▸ TASK TO COMPLETE
Lines that hold the word "text" should be located and copied.

(Stored data)

►

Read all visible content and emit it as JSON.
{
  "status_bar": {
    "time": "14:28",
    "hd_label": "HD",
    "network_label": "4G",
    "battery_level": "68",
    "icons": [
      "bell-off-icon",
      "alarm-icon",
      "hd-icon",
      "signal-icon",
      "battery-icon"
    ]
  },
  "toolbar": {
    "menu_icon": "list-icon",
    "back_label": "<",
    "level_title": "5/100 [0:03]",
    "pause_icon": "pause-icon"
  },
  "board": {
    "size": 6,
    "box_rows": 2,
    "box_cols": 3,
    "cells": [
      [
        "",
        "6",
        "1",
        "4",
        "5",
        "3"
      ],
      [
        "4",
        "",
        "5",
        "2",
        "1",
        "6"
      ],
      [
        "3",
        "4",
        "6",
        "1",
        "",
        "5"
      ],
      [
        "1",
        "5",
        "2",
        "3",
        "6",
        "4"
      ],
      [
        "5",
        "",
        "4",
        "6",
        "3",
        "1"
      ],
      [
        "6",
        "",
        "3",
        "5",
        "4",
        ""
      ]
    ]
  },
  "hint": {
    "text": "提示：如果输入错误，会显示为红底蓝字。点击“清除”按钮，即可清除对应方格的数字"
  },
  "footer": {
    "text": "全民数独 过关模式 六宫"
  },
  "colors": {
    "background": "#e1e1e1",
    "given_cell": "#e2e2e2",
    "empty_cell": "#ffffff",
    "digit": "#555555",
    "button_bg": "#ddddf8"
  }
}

◄

▸ SOLUTION TO THIS PROBLEM
    "text": "提示：如果输入错误，会显示为红底蓝字。点击“清除”按钮，即可清除对应方格的数字"
    "text": "全民数独 过关模式 六宫"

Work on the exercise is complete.